=== Dataset rows ===
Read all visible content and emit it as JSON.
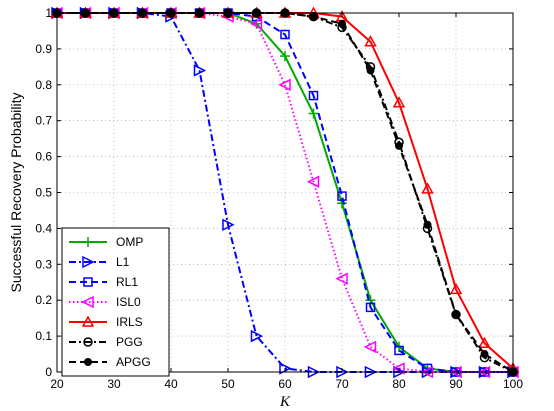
{
  "chart_data": {
    "type": "line",
    "xlabel": "K",
    "ylabel": "Successful Recovery Probability",
    "xlim": [
      20,
      100
    ],
    "ylim": [
      0,
      1
    ],
    "xticks": [
      20,
      30,
      40,
      50,
      60,
      70,
      80,
      90,
      100
    ],
    "xtick_labels": [
      "20",
      "30",
      "40",
      "50",
      "60",
      "70",
      "80",
      "90",
      "100"
    ],
    "yticks": [
      0,
      0.1,
      0.2,
      0.3,
      0.4,
      0.5,
      0.6,
      0.7,
      0.8,
      0.9,
      1
    ],
    "ytick_labels": [
      "0",
      "0.1",
      "0.2",
      "0.3",
      "0.4",
      "0.5",
      "0.6",
      "0.7",
      "0.8",
      "0.9",
      "1"
    ],
    "grid": true,
    "legend_position": "bottom-left",
    "x": [
      20,
      25,
      30,
      35,
      40,
      45,
      50,
      55,
      60,
      65,
      70,
      75,
      80,
      85,
      90,
      95,
      100
    ],
    "series": [
      {
        "name": "OMP",
        "color": "#00aa00",
        "dash": "solid",
        "marker": "plus",
        "values": [
          1,
          1,
          1,
          1,
          1,
          1,
          1,
          0.97,
          0.88,
          0.72,
          0.47,
          0.2,
          0.07,
          0.01,
          0,
          0,
          0
        ]
      },
      {
        "name": "L1",
        "color": "#0000ff",
        "dash": "dashdot",
        "marker": "triangle-right",
        "values": [
          1,
          1,
          1,
          1,
          0.99,
          0.84,
          0.41,
          0.1,
          0.01,
          0,
          0,
          0,
          0,
          0,
          0,
          0,
          0
        ]
      },
      {
        "name": "RL1",
        "color": "#0000ff",
        "dash": "dashed",
        "marker": "square",
        "values": [
          1,
          1,
          1,
          1,
          1,
          1,
          1,
          0.99,
          0.94,
          0.77,
          0.49,
          0.18,
          0.06,
          0.01,
          0,
          0,
          0
        ]
      },
      {
        "name": "ISL0",
        "color": "#ff00ff",
        "dash": "dotted",
        "marker": "triangle-left",
        "values": [
          1,
          1,
          1,
          1,
          1,
          1,
          0.99,
          0.97,
          0.8,
          0.53,
          0.26,
          0.07,
          0.01,
          0,
          0,
          0,
          0
        ]
      },
      {
        "name": "IRLS",
        "color": "#ff0000",
        "dash": "solid",
        "marker": "triangle-up",
        "values": [
          1,
          1,
          1,
          1,
          1,
          1,
          1,
          1,
          1,
          1,
          0.99,
          0.92,
          0.75,
          0.51,
          0.23,
          0.08,
          0.01
        ]
      },
      {
        "name": "PGG",
        "color": "#000000",
        "dash": "dashdot",
        "marker": "circle-open",
        "values": [
          1,
          1,
          1,
          1,
          1,
          1,
          1,
          1,
          1,
          0.99,
          0.96,
          0.85,
          0.64,
          0.4,
          0.16,
          0.04,
          0
        ]
      },
      {
        "name": "APGG",
        "color": "#000000",
        "dash": "dashed",
        "marker": "circle-filled",
        "values": [
          1,
          1,
          1,
          1,
          1,
          1,
          1,
          1,
          1,
          0.99,
          0.97,
          0.84,
          0.63,
          0.41,
          0.16,
          0.05,
          0
        ]
      }
    ]
  }
}
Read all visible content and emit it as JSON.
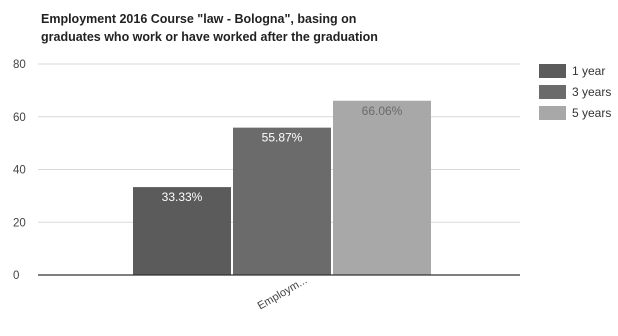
{
  "colors": {
    "bar_1_year": "#5b5b5b",
    "bar_3_years": "#6b6b6b",
    "bar_5_years": "#a8a8a8",
    "axis": "#333333",
    "grid": "#d9d9d9",
    "label_light": "#ffffff",
    "tick_text": "#444444"
  },
  "chart_data": {
    "type": "bar",
    "title_lines": [
      "Employment 2016 Course \"law - Bologna\", basing on",
      "graduates who work or have worked after the graduation"
    ],
    "categories": [
      "Employm..."
    ],
    "series": [
      {
        "name": "1 year",
        "values": [
          33.33
        ],
        "label": "33.33%"
      },
      {
        "name": "3 years",
        "values": [
          55.87
        ],
        "label": "55.87%"
      },
      {
        "name": "5 years",
        "values": [
          66.06
        ],
        "label": "66.06%"
      }
    ],
    "y_ticks": [
      "0",
      "20",
      "40",
      "60",
      "80"
    ],
    "ylim": [
      0,
      80
    ],
    "grid": true,
    "legend_position": "right",
    "xlabel": "",
    "ylabel": ""
  }
}
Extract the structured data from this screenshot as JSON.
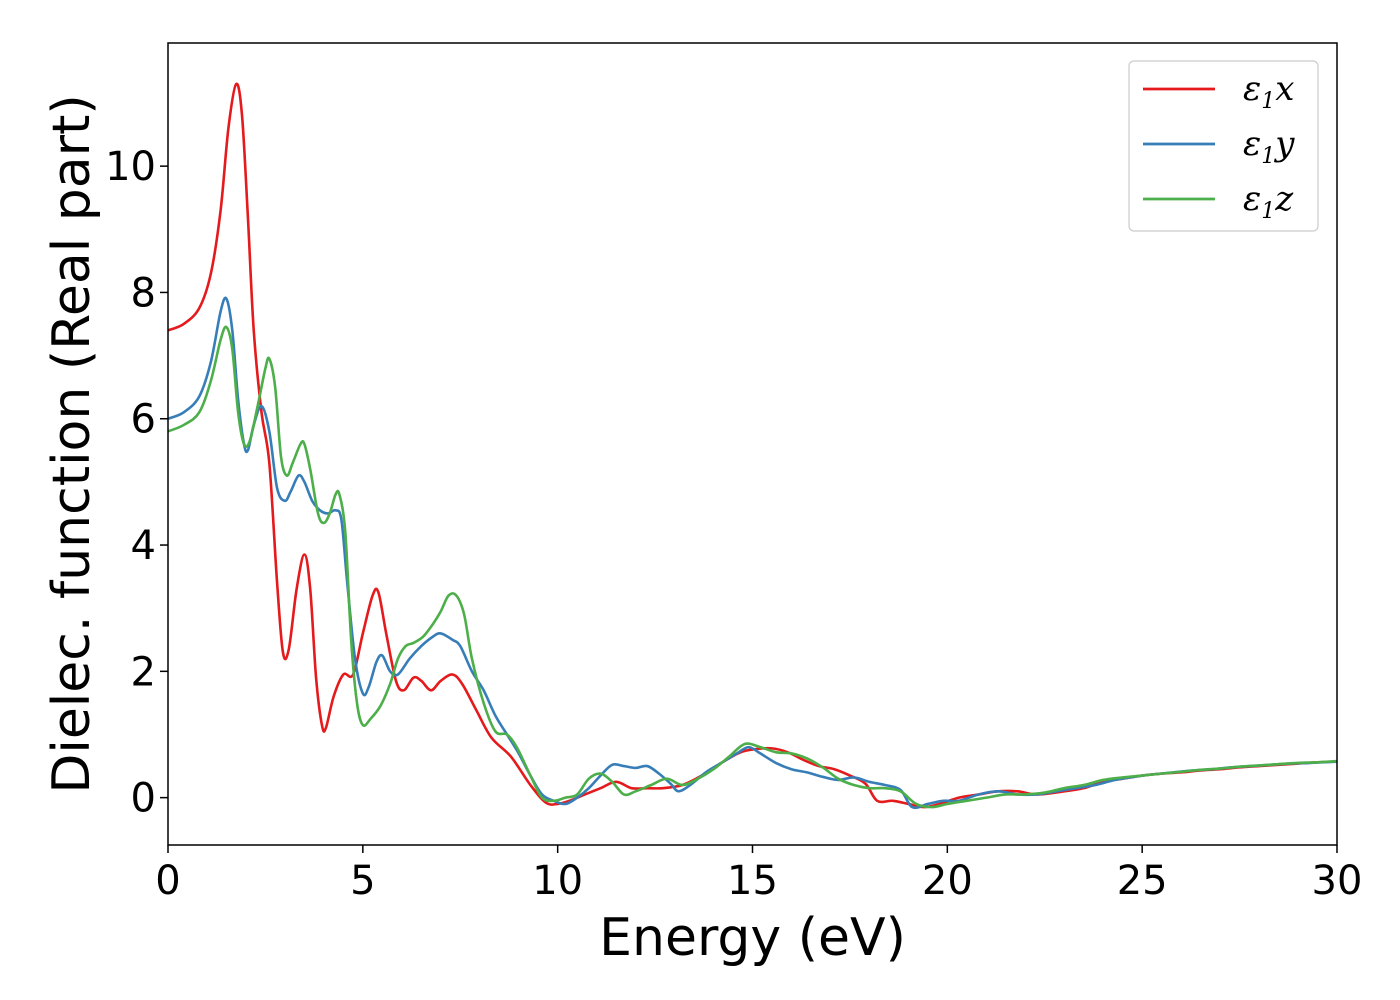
{
  "chart_data": {
    "type": "line",
    "xlabel": "Energy (eV)",
    "ylabel": "Dielec. function (Real part)",
    "xlim": [
      0,
      30
    ],
    "ylim": [
      -0.75,
      11.95
    ],
    "xticks": [
      "0",
      "5",
      "10",
      "15",
      "20",
      "25",
      "30"
    ],
    "yticks": [
      "0",
      "2",
      "4",
      "6",
      "8",
      "10"
    ],
    "grid": false,
    "legend_position": "top-right",
    "series": [
      {
        "name": "ε1x",
        "legend_base": "ε",
        "legend_sub": "1",
        "legend_var": "x",
        "color": "#e41a1c",
        "points": [
          [
            0,
            7.4
          ],
          [
            0.4,
            7.5
          ],
          [
            0.8,
            7.75
          ],
          [
            1.1,
            8.3
          ],
          [
            1.35,
            9.3
          ],
          [
            1.55,
            10.6
          ],
          [
            1.75,
            11.3
          ],
          [
            1.9,
            10.8
          ],
          [
            2.05,
            9.2
          ],
          [
            2.2,
            7.4
          ],
          [
            2.4,
            6.1
          ],
          [
            2.6,
            5.3
          ],
          [
            2.8,
            3.4
          ],
          [
            2.95,
            2.3
          ],
          [
            3.1,
            2.35
          ],
          [
            3.3,
            3.3
          ],
          [
            3.5,
            3.85
          ],
          [
            3.65,
            3.3
          ],
          [
            3.8,
            1.9
          ],
          [
            3.95,
            1.15
          ],
          [
            4.05,
            1.1
          ],
          [
            4.25,
            1.6
          ],
          [
            4.5,
            1.95
          ],
          [
            4.75,
            1.95
          ],
          [
            5.0,
            2.6
          ],
          [
            5.25,
            3.2
          ],
          [
            5.4,
            3.25
          ],
          [
            5.6,
            2.6
          ],
          [
            5.85,
            1.85
          ],
          [
            6.05,
            1.7
          ],
          [
            6.3,
            1.9
          ],
          [
            6.5,
            1.85
          ],
          [
            6.75,
            1.7
          ],
          [
            7.0,
            1.85
          ],
          [
            7.3,
            1.95
          ],
          [
            7.55,
            1.8
          ],
          [
            7.9,
            1.4
          ],
          [
            8.3,
            0.95
          ],
          [
            8.8,
            0.65
          ],
          [
            9.3,
            0.2
          ],
          [
            9.7,
            -0.08
          ],
          [
            10.0,
            -0.1
          ],
          [
            10.3,
            -0.05
          ],
          [
            10.7,
            0.05
          ],
          [
            11.1,
            0.15
          ],
          [
            11.5,
            0.25
          ],
          [
            11.9,
            0.15
          ],
          [
            12.3,
            0.15
          ],
          [
            12.7,
            0.15
          ],
          [
            13.2,
            0.2
          ],
          [
            13.7,
            0.35
          ],
          [
            14.2,
            0.55
          ],
          [
            14.7,
            0.72
          ],
          [
            15.1,
            0.77
          ],
          [
            15.5,
            0.78
          ],
          [
            15.9,
            0.72
          ],
          [
            16.3,
            0.6
          ],
          [
            16.7,
            0.5
          ],
          [
            17.1,
            0.45
          ],
          [
            17.5,
            0.35
          ],
          [
            17.9,
            0.22
          ],
          [
            18.2,
            -0.05
          ],
          [
            18.6,
            -0.05
          ],
          [
            19.0,
            -0.1
          ],
          [
            19.4,
            -0.15
          ],
          [
            19.8,
            -0.1
          ],
          [
            20.3,
            0.0
          ],
          [
            20.8,
            0.05
          ],
          [
            21.3,
            0.1
          ],
          [
            21.8,
            0.1
          ],
          [
            22.3,
            0.05
          ],
          [
            23.0,
            0.1
          ],
          [
            23.5,
            0.15
          ],
          [
            24.0,
            0.25
          ],
          [
            24.5,
            0.3
          ],
          [
            25.0,
            0.35
          ],
          [
            25.5,
            0.38
          ],
          [
            26.0,
            0.4
          ],
          [
            26.5,
            0.43
          ],
          [
            27.0,
            0.45
          ],
          [
            27.5,
            0.48
          ],
          [
            28.0,
            0.5
          ],
          [
            28.5,
            0.52
          ],
          [
            29.0,
            0.54
          ],
          [
            29.5,
            0.56
          ],
          [
            30.0,
            0.57
          ]
        ]
      },
      {
        "name": "ε1y",
        "legend_base": "ε",
        "legend_sub": "1",
        "legend_var": "y",
        "color": "#377eb8",
        "points": [
          [
            0,
            6.0
          ],
          [
            0.4,
            6.1
          ],
          [
            0.8,
            6.35
          ],
          [
            1.1,
            6.9
          ],
          [
            1.35,
            7.7
          ],
          [
            1.5,
            7.9
          ],
          [
            1.65,
            7.4
          ],
          [
            1.8,
            6.3
          ],
          [
            1.95,
            5.6
          ],
          [
            2.05,
            5.5
          ],
          [
            2.2,
            5.9
          ],
          [
            2.4,
            6.2
          ],
          [
            2.6,
            5.8
          ],
          [
            2.8,
            4.9
          ],
          [
            3.0,
            4.7
          ],
          [
            3.15,
            4.85
          ],
          [
            3.35,
            5.1
          ],
          [
            3.5,
            5.0
          ],
          [
            3.7,
            4.7
          ],
          [
            3.9,
            4.55
          ],
          [
            4.1,
            4.5
          ],
          [
            4.3,
            4.55
          ],
          [
            4.45,
            4.4
          ],
          [
            4.6,
            3.4
          ],
          [
            4.8,
            2.2
          ],
          [
            5.0,
            1.65
          ],
          [
            5.15,
            1.75
          ],
          [
            5.35,
            2.15
          ],
          [
            5.5,
            2.25
          ],
          [
            5.7,
            2.0
          ],
          [
            5.9,
            1.95
          ],
          [
            6.2,
            2.2
          ],
          [
            6.5,
            2.4
          ],
          [
            6.8,
            2.55
          ],
          [
            7.0,
            2.6
          ],
          [
            7.3,
            2.5
          ],
          [
            7.5,
            2.4
          ],
          [
            7.8,
            2.0
          ],
          [
            8.1,
            1.7
          ],
          [
            8.4,
            1.3
          ],
          [
            8.7,
            1.0
          ],
          [
            9.0,
            0.7
          ],
          [
            9.3,
            0.35
          ],
          [
            9.6,
            0.05
          ],
          [
            9.9,
            -0.05
          ],
          [
            10.2,
            -0.1
          ],
          [
            10.5,
            0.0
          ],
          [
            10.8,
            0.15
          ],
          [
            11.1,
            0.35
          ],
          [
            11.4,
            0.52
          ],
          [
            11.7,
            0.5
          ],
          [
            12.0,
            0.47
          ],
          [
            12.3,
            0.5
          ],
          [
            12.6,
            0.38
          ],
          [
            12.9,
            0.22
          ],
          [
            13.1,
            0.1
          ],
          [
            13.4,
            0.2
          ],
          [
            13.8,
            0.4
          ],
          [
            14.2,
            0.55
          ],
          [
            14.6,
            0.7
          ],
          [
            14.9,
            0.8
          ],
          [
            15.2,
            0.7
          ],
          [
            15.6,
            0.55
          ],
          [
            16.0,
            0.45
          ],
          [
            16.4,
            0.4
          ],
          [
            16.8,
            0.33
          ],
          [
            17.2,
            0.28
          ],
          [
            17.6,
            0.32
          ],
          [
            18.0,
            0.25
          ],
          [
            18.4,
            0.2
          ],
          [
            18.8,
            0.12
          ],
          [
            19.1,
            -0.15
          ],
          [
            19.5,
            -0.1
          ],
          [
            19.9,
            -0.05
          ],
          [
            20.3,
            -0.05
          ],
          [
            20.8,
            0.05
          ],
          [
            21.3,
            0.1
          ],
          [
            21.8,
            0.05
          ],
          [
            22.3,
            0.05
          ],
          [
            22.8,
            0.1
          ],
          [
            23.3,
            0.15
          ],
          [
            23.8,
            0.2
          ],
          [
            24.3,
            0.28
          ],
          [
            24.8,
            0.33
          ],
          [
            25.3,
            0.37
          ],
          [
            25.8,
            0.4
          ],
          [
            26.3,
            0.43
          ],
          [
            26.8,
            0.45
          ],
          [
            27.3,
            0.48
          ],
          [
            27.8,
            0.5
          ],
          [
            28.3,
            0.52
          ],
          [
            28.8,
            0.54
          ],
          [
            29.3,
            0.55
          ],
          [
            30.0,
            0.57
          ]
        ]
      },
      {
        "name": "ε1z",
        "legend_base": "ε",
        "legend_sub": "1",
        "legend_var": "z",
        "color": "#4daf4a",
        "points": [
          [
            0,
            5.8
          ],
          [
            0.4,
            5.9
          ],
          [
            0.8,
            6.1
          ],
          [
            1.1,
            6.6
          ],
          [
            1.35,
            7.25
          ],
          [
            1.5,
            7.45
          ],
          [
            1.65,
            7.1
          ],
          [
            1.8,
            6.1
          ],
          [
            1.95,
            5.6
          ],
          [
            2.1,
            5.65
          ],
          [
            2.3,
            6.2
          ],
          [
            2.5,
            6.8
          ],
          [
            2.6,
            6.95
          ],
          [
            2.75,
            6.5
          ],
          [
            2.9,
            5.4
          ],
          [
            3.05,
            5.1
          ],
          [
            3.2,
            5.3
          ],
          [
            3.4,
            5.6
          ],
          [
            3.5,
            5.6
          ],
          [
            3.65,
            5.2
          ],
          [
            3.85,
            4.5
          ],
          [
            4.0,
            4.35
          ],
          [
            4.15,
            4.5
          ],
          [
            4.3,
            4.8
          ],
          [
            4.4,
            4.8
          ],
          [
            4.55,
            4.2
          ],
          [
            4.7,
            2.5
          ],
          [
            4.85,
            1.5
          ],
          [
            5.0,
            1.15
          ],
          [
            5.2,
            1.25
          ],
          [
            5.45,
            1.45
          ],
          [
            5.7,
            1.8
          ],
          [
            5.9,
            2.2
          ],
          [
            6.1,
            2.4
          ],
          [
            6.3,
            2.45
          ],
          [
            6.55,
            2.55
          ],
          [
            6.8,
            2.75
          ],
          [
            7.0,
            2.95
          ],
          [
            7.2,
            3.2
          ],
          [
            7.4,
            3.2
          ],
          [
            7.6,
            2.9
          ],
          [
            7.8,
            2.2
          ],
          [
            8.1,
            1.5
          ],
          [
            8.4,
            1.05
          ],
          [
            8.7,
            1.0
          ],
          [
            8.95,
            0.8
          ],
          [
            9.3,
            0.35
          ],
          [
            9.6,
            0.0
          ],
          [
            9.9,
            -0.05
          ],
          [
            10.2,
            0.0
          ],
          [
            10.5,
            0.05
          ],
          [
            10.8,
            0.3
          ],
          [
            11.1,
            0.38
          ],
          [
            11.4,
            0.25
          ],
          [
            11.7,
            0.05
          ],
          [
            12.0,
            0.1
          ],
          [
            12.4,
            0.2
          ],
          [
            12.8,
            0.3
          ],
          [
            13.2,
            0.2
          ],
          [
            13.6,
            0.3
          ],
          [
            14.0,
            0.45
          ],
          [
            14.4,
            0.65
          ],
          [
            14.8,
            0.85
          ],
          [
            15.2,
            0.8
          ],
          [
            15.6,
            0.72
          ],
          [
            16.0,
            0.7
          ],
          [
            16.4,
            0.62
          ],
          [
            16.8,
            0.48
          ],
          [
            17.2,
            0.3
          ],
          [
            17.6,
            0.2
          ],
          [
            18.0,
            0.15
          ],
          [
            18.4,
            0.15
          ],
          [
            18.8,
            0.1
          ],
          [
            19.2,
            -0.1
          ],
          [
            19.6,
            -0.15
          ],
          [
            20.0,
            -0.1
          ],
          [
            20.5,
            -0.05
          ],
          [
            21.0,
            0.0
          ],
          [
            21.5,
            0.05
          ],
          [
            22.0,
            0.05
          ],
          [
            22.5,
            0.08
          ],
          [
            23.0,
            0.15
          ],
          [
            23.5,
            0.2
          ],
          [
            24.0,
            0.28
          ],
          [
            24.5,
            0.32
          ],
          [
            25.0,
            0.35
          ],
          [
            25.5,
            0.38
          ],
          [
            26.0,
            0.41
          ],
          [
            26.5,
            0.44
          ],
          [
            27.0,
            0.46
          ],
          [
            27.5,
            0.49
          ],
          [
            28.0,
            0.51
          ],
          [
            28.5,
            0.53
          ],
          [
            29.0,
            0.55
          ],
          [
            29.5,
            0.56
          ],
          [
            30.0,
            0.58
          ]
        ]
      }
    ]
  }
}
===
Required task: Select every line of the records holding the string "circle".

The solution:
        "marker": "circle-open",
        "marker": "circle-filled",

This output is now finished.